Would it be possible to write out each entry below exactly, without the pictures?

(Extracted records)
****

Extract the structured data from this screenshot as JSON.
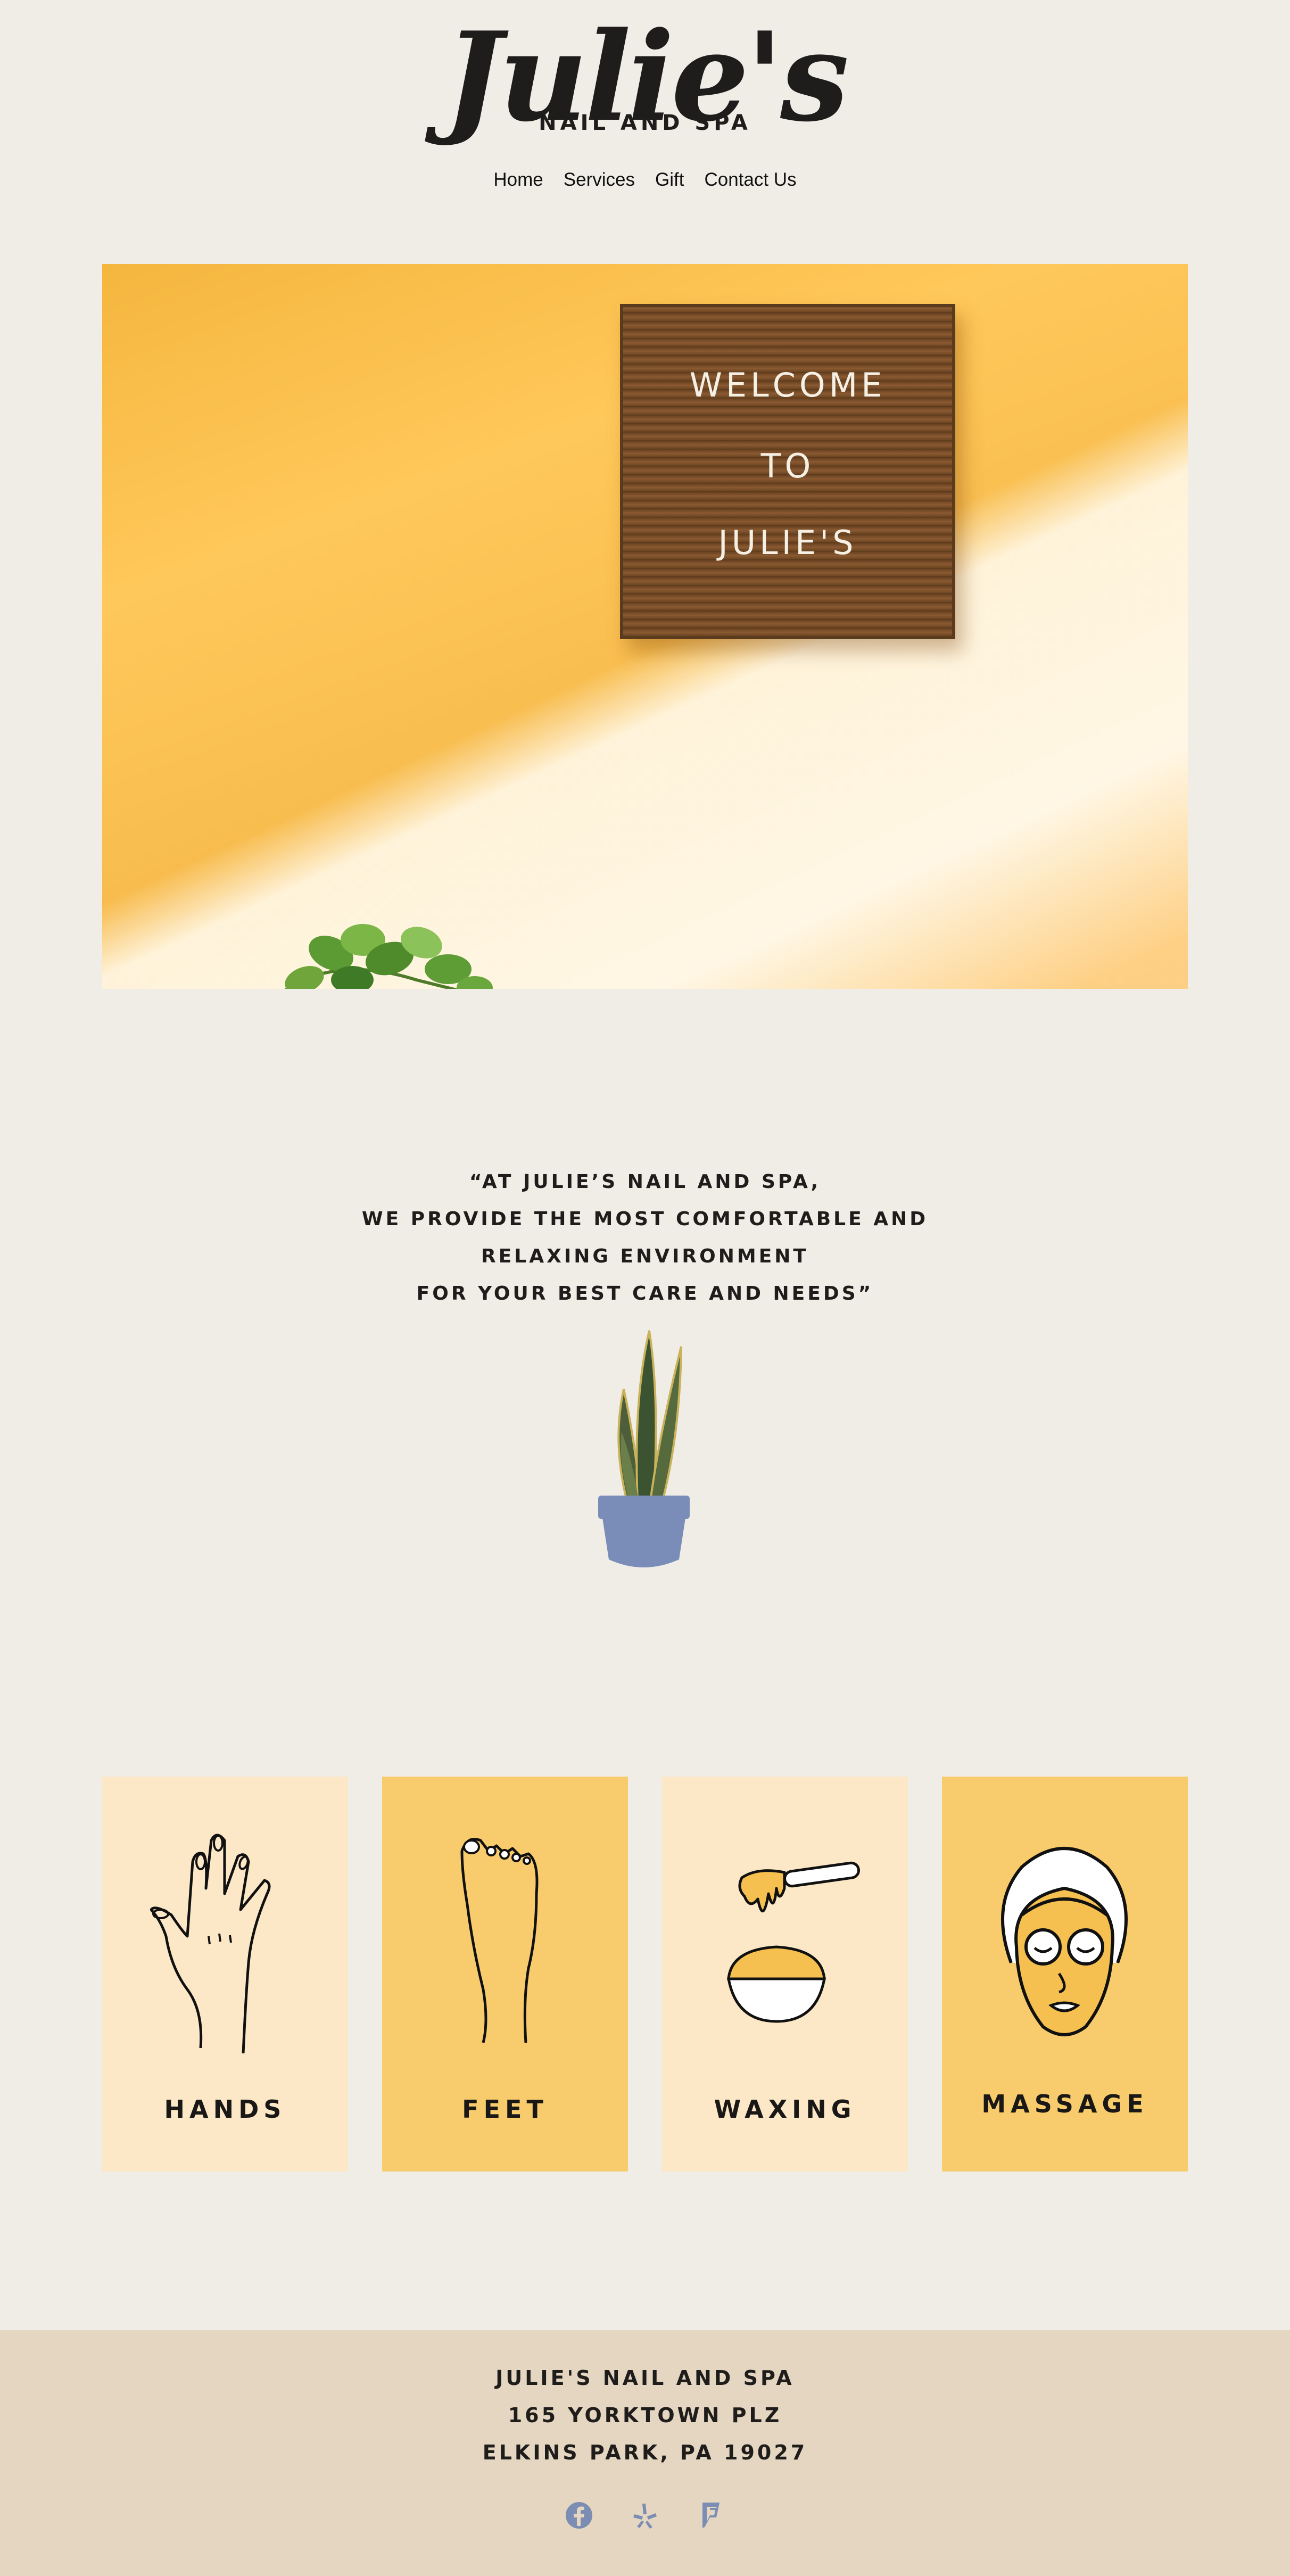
{
  "brand": {
    "name": "Julie's",
    "tagline": "NAIL AND SPA"
  },
  "nav": {
    "items": [
      "Home",
      "Services",
      "Gift",
      "Contact Us"
    ]
  },
  "hero": {
    "sign_lines": [
      "WELCOME",
      "TO",
      "JULIE'S"
    ]
  },
  "quote": {
    "lines": [
      "“AT JULIE’S NAIL AND SPA,",
      "WE PROVIDE THE MOST COMFORTABLE AND",
      "RELAXING ENVIRONMENT",
      "FOR YOUR BEST CARE AND NEEDS”"
    ]
  },
  "services": [
    {
      "label": "HANDS",
      "icon": "hand-icon"
    },
    {
      "label": "FEET",
      "icon": "foot-icon"
    },
    {
      "label": "WAXING",
      "icon": "wax-icon"
    },
    {
      "label": "MASSAGE",
      "icon": "face-mask-icon"
    }
  ],
  "footer": {
    "lines": [
      "JULIE'S NAIL AND SPA",
      "165 YORKTOWN PLZ",
      "ELKINS PARK, PA 19027"
    ],
    "social": [
      "facebook-icon",
      "yelp-icon",
      "foursquare-icon"
    ]
  },
  "colors": {
    "background": "#f0ede7",
    "card_light": "#fce8c6",
    "card_dark": "#f8cc6c",
    "footer_bg": "#e4d6c0",
    "social_icon": "#7b8db3"
  }
}
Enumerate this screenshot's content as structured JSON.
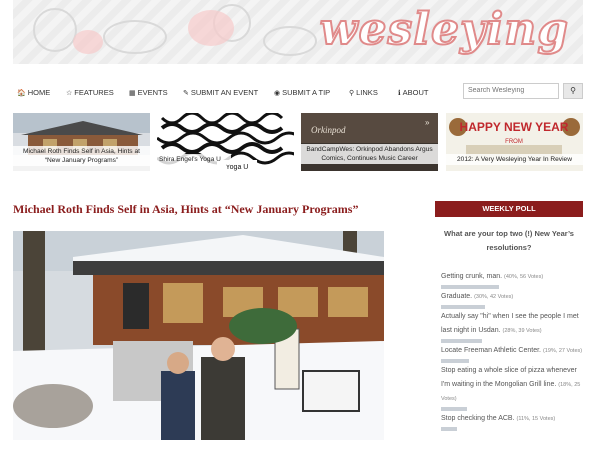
{
  "site": {
    "logo_text": "wesleying",
    "accent": "#8b1d1d"
  },
  "nav": {
    "items": [
      {
        "icon": "🏠",
        "label": "HOME"
      },
      {
        "icon": "☆",
        "label": "FEATURES"
      },
      {
        "icon": "▦",
        "label": "EVENTS"
      },
      {
        "icon": "✎",
        "label": "SUBMIT AN EVENT"
      },
      {
        "icon": "◉",
        "label": "SUBMIT A TIP"
      },
      {
        "icon": "⚲",
        "label": "LINKS"
      },
      {
        "icon": "ℹ",
        "label": "ABOUT"
      }
    ],
    "search_placeholder": "Search Wesleying",
    "search_icon": "search-icon"
  },
  "featured": [
    {
      "caption": "Michael Roth Finds Self in Asia, Hints at “New January Programs”"
    },
    {
      "caption": "Shira Engel’s Yoga U",
      "image_text": "Yoga U"
    },
    {
      "caption": "BandCampWes: Orkinpod Abandons Argus Comics, Continues Music Career",
      "image_text": "Orkinpod"
    },
    {
      "caption": "2012: A Very Wesleying Year In Review",
      "image_text": "HAPPY NEW YEAR",
      "image_subtext": "FROM"
    }
  ],
  "post": {
    "title": "Michael Roth Finds Self in Asia, Hints at “New January Programs”"
  },
  "poll": {
    "heading": "WEEKLY POLL",
    "question": "What are your top two (!) New Year’s resolutions?",
    "options": [
      {
        "label": "Getting crunk, man.",
        "meta": "(40%, 56 Votes)",
        "pct": 40
      },
      {
        "label": "Graduate.",
        "meta": "(30%, 42 Votes)",
        "pct": 30
      },
      {
        "label": "Actually say \"hi\" when I see the people I met last night in Usdan.",
        "meta": "(28%, 39 Votes)",
        "pct": 28
      },
      {
        "label": "Locate Freeman Athletic Center.",
        "meta": "(19%, 27 Votes)",
        "pct": 19
      },
      {
        "label": "Stop eating a whole slice of pizza whenever I'm waiting in the Mongolian Grill line.",
        "meta": "(18%, 25 Votes)",
        "pct": 18
      },
      {
        "label": "Stop checking the ACB.",
        "meta": "(11%, 15 Votes)",
        "pct": 11
      }
    ]
  }
}
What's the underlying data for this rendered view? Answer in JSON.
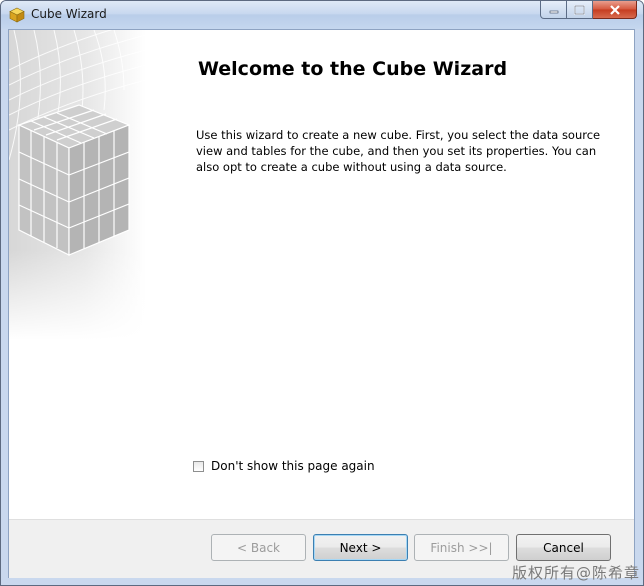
{
  "window": {
    "title": "Cube Wizard",
    "icon": "cube-icon"
  },
  "caption_buttons": {
    "minimize": "minimize-icon",
    "maximize": "maximize-icon",
    "close": "close-icon"
  },
  "page": {
    "heading": "Welcome to the Cube Wizard",
    "description": "Use this wizard to create a new cube. First, you select the data source view and tables for the cube, and then you set its properties. You can also opt to create a cube without using a data source."
  },
  "options": {
    "dont_show_label": "Don't show this page again",
    "dont_show_checked": false
  },
  "buttons": {
    "back": "< Back",
    "next": "Next >",
    "finish": "Finish >>|",
    "cancel": "Cancel"
  },
  "watermark": "版权所有@陈希章",
  "colors": {
    "title_bar": "#c8d8ef",
    "close_button": "#d5563c",
    "default_button_border": "#3c7fb1"
  }
}
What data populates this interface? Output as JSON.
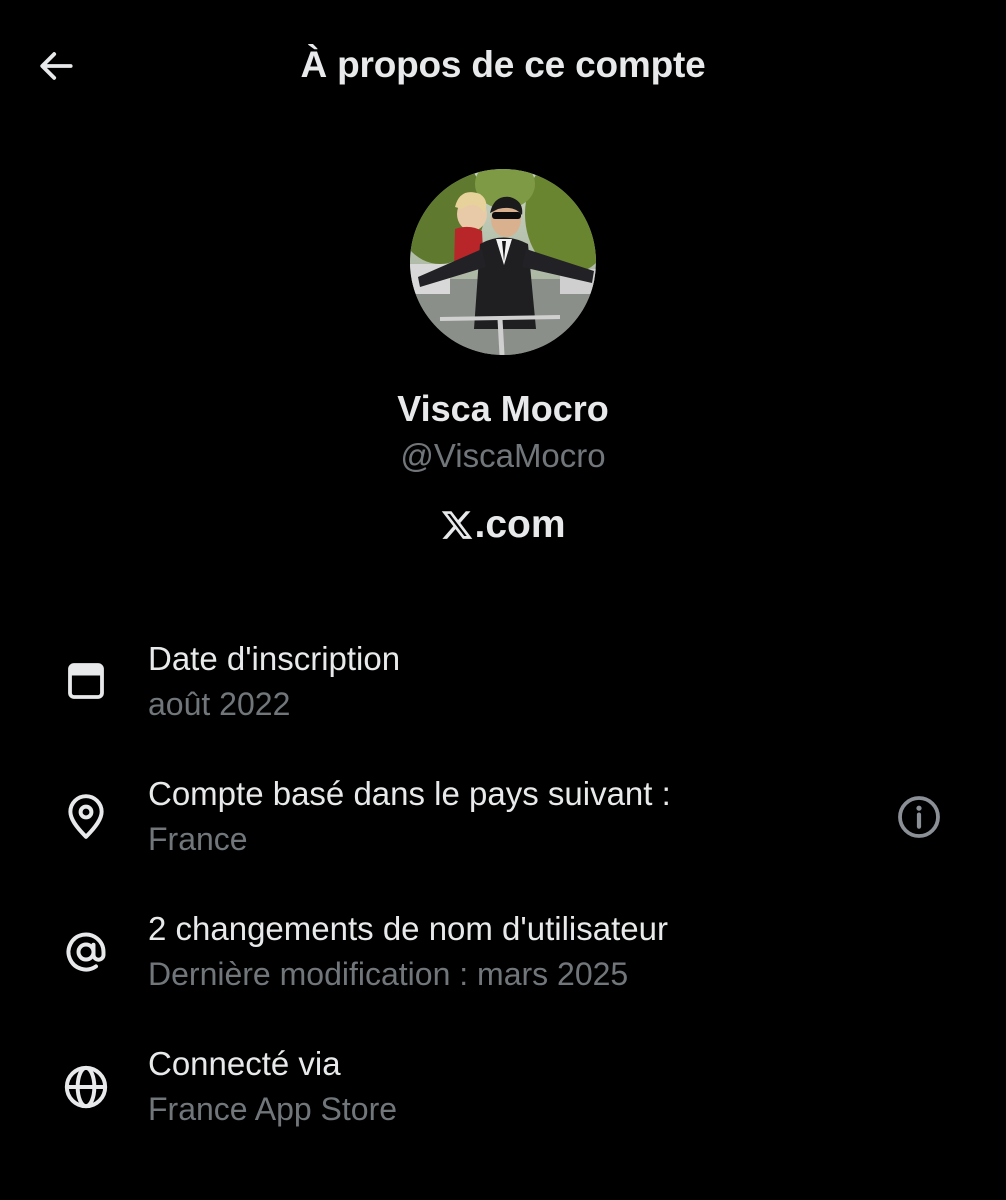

****

EXERCISE SOLUTION:
Extract the structured data from this screenshot as JSON.
{
  "brand": {
    "name": "Julie's",
    "tagline": "NAIL AND SPA"
  },
  "nav": {
    "items": [
      "Home",
      "Services",
      "Gift",
      "Contact Us"
    ]
  },
  "hero": {
    "sign_lines": [
      "WELCOME",
      "TO",
      "JULIE'S"
    ]
  },
  "quote": {
    "lines": [
      "“AT JULIE’S NAIL AND SPA,",
      "WE PROVIDE THE MOST COMFORTABLE AND",
      "RELAXING ENVIRONMENT",
      "FOR YOUR BEST CARE AND NEEDS”"
    ]
  },
  "services": [
    {
      "label": "HANDS",
      "icon": "hand-icon"
    },
    {
      "label": "FEET",
      "icon": "foot-icon"
    },
    {
      "label": "WAXING",
      "icon": "wax-icon"
    },
    {
      "label": "MASSAGE",
      "icon": "face-mask-icon"
    }
  ],
  "footer": {
    "lines": [
      "JULIE'S NAIL AND SPA",
      "165 YORKTOWN PLZ",
      "ELKINS PARK, PA 19027"
    ],
    "social": [
      "facebook-icon",
      "yelp-icon",
      "foursquare-icon"
    ]
  },
  "colors": {
    "background": "#f0ede7",
    "card_light": "#fce8c6",
    "card_dark": "#f8cc6c",
    "footer_bg": "#e4d6c0",
    "social_icon": "#7b8db3"
  }
}
Enumerate this screenshot's content as structured JSON.
{
  "site": {
    "logo_text": "wesleying",
    "accent": "#8b1d1d"
  },
  "nav": {
    "items": [
      {
        "icon": "🏠",
        "label": "HOME"
      },
      {
        "icon": "☆",
        "label": "FEATURES"
      },
      {
        "icon": "▦",
        "label": "EVENTS"
      },
      {
        "icon": "✎",
        "label": "SUBMIT AN EVENT"
      },
      {
        "icon": "◉",
        "label": "SUBMIT A TIP"
      },
      {
        "icon": "⚲",
        "label": "LINKS"
      },
      {
        "icon": "ℹ",
        "label": "ABOUT"
      }
    ],
    "search_placeholder": "Search Wesleying",
    "search_icon": "search-icon"
  },
  "featured": [
    {
      "caption": "Michael Roth Finds Self in Asia, Hints at “New January Programs”"
    },
    {
      "caption": "Shira Engel’s Yoga U",
      "image_text": "Yoga U"
    },
    {
      "caption": "BandCampWes: Orkinpod Abandons Argus Comics, Continues Music Career",
      "image_text": "Orkinpod"
    },
    {
      "caption": "2012: A Very Wesleying Year In Review",
      "image_text": "HAPPY NEW YEAR",
      "image_subtext": "FROM"
    }
  ],
  "post": {
    "title": "Michael Roth Finds Self in Asia, Hints at “New January Programs”"
  },
  "poll": {
    "heading": "WEEKLY POLL",
    "question": "What are your top two (!) New Year’s resolutions?",
    "options": [
      {
        "label": "Getting crunk, man.",
        "meta": "(40%, 56 Votes)",
        "pct": 40
      },
      {
        "label": "Graduate.",
        "meta": "(30%, 42 Votes)",
        "pct": 30
      },
      {
        "label": "Actually say \"hi\" when I see the people I met last night in Usdan.",
        "meta": "(28%, 39 Votes)",
        "pct": 28
      },
      {
        "label": "Locate Freeman Athletic Center.",
        "meta": "(19%, 27 Votes)",
        "pct": 19
      },
      {
        "label": "Stop eating a whole slice of pizza whenever I'm waiting in the Mongolian Grill line.",
        "meta": "(18%, 25 Votes)",
        "pct": 18
      },
      {
        "label": "Stop checking the ACB.",
        "meta": "(11%, 15 Votes)",
        "pct": 11
      }
    ]
  }
}
What's the underlying data for this rendered view? Answer in JSON.
{
  "window": {
    "title": "Cube Wizard",
    "icon": "cube-icon"
  },
  "caption_buttons": {
    "minimize": "minimize-icon",
    "maximize": "maximize-icon",
    "close": "close-icon"
  },
  "page": {
    "heading": "Welcome to the Cube Wizard",
    "description": "Use this wizard to create a new cube. First, you select the data source view and tables for the cube, and then you set its properties. You can also opt to create a cube without using a data source."
  },
  "options": {
    "dont_show_label": "Don't show this page again",
    "dont_show_checked": false
  },
  "buttons": {
    "back": "< Back",
    "next": "Next >",
    "finish": "Finish >>|",
    "cancel": "Cancel"
  },
  "watermark": "版权所有@陈希章",
  "colors": {
    "title_bar": "#c8d8ef",
    "close_button": "#d5563c",
    "default_button_border": "#3c7fb1"
  }
}
What data populates this interface? Output as JSON.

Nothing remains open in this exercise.